-- START --

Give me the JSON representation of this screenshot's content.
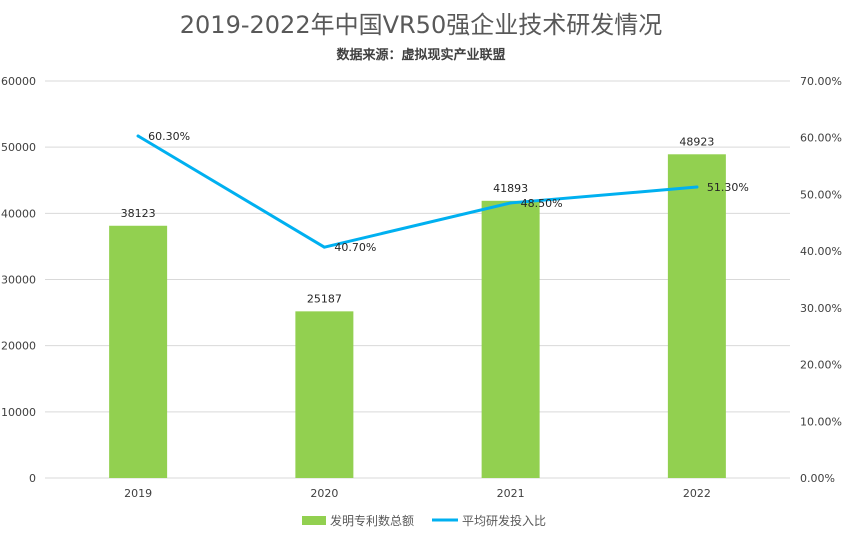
{
  "chart_data": {
    "type": "bar+line",
    "title": "2019-2022年中国VR50强企业技术研发情况",
    "subtitle": "数据来源：虚拟现实产业联盟",
    "categories": [
      "2019",
      "2020",
      "2021",
      "2022"
    ],
    "series": [
      {
        "name": "发明专利数总额",
        "type": "bar",
        "axis": "left",
        "color": "#92d050",
        "values": [
          38123,
          25187,
          41893,
          48923
        ],
        "labels": [
          "38123",
          "25187",
          "41893",
          "48923"
        ]
      },
      {
        "name": "平均研发投入比",
        "type": "line",
        "axis": "right",
        "color": "#00b0f0",
        "values": [
          60.3,
          40.7,
          48.5,
          51.3
        ],
        "labels": [
          "60.30%",
          "40.70%",
          "48.50%",
          "51.30%"
        ]
      }
    ],
    "y_left": {
      "min": 0,
      "max": 60000,
      "ticks": [
        "0",
        "10000",
        "20000",
        "30000",
        "40000",
        "50000",
        "60000"
      ]
    },
    "y_right": {
      "min": 0,
      "max": 70,
      "ticks": [
        "0.00%",
        "10.00%",
        "20.00%",
        "30.00%",
        "40.00%",
        "50.00%",
        "60.00%",
        "70.00%"
      ]
    },
    "grid": true,
    "legend_position": "bottom"
  }
}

-- END --

Copy all the data exactly as written, but skip any picture.

Give me the JSON representation of this screenshot's content.
{
  "chart_data": {
    "type": "bar+line",
    "title": "2019-2022年中国VR50强企业技术研发情况",
    "subtitle": "数据来源：虚拟现实产业联盟",
    "categories": [
      "2019",
      "2020",
      "2021",
      "2022"
    ],
    "series": [
      {
        "name": "发明专利数总额",
        "type": "bar",
        "axis": "left",
        "color": "#92d050",
        "values": [
          38123,
          25187,
          41893,
          48923
        ],
        "labels": [
          "38123",
          "25187",
          "41893",
          "48923"
        ]
      },
      {
        "name": "平均研发投入比",
        "type": "line",
        "axis": "right",
        "color": "#00b0f0",
        "values": [
          60.3,
          40.7,
          48.5,
          51.3
        ],
        "labels": [
          "60.30%",
          "40.70%",
          "48.50%",
          "51.30%"
        ]
      }
    ],
    "y_left": {
      "min": 0,
      "max": 60000,
      "ticks": [
        "0",
        "10000",
        "20000",
        "30000",
        "40000",
        "50000",
        "60000"
      ]
    },
    "y_right": {
      "min": 0,
      "max": 70,
      "ticks": [
        "0.00%",
        "10.00%",
        "20.00%",
        "30.00%",
        "40.00%",
        "50.00%",
        "60.00%",
        "70.00%"
      ]
    },
    "grid": true,
    "legend_position": "bottom"
  }
}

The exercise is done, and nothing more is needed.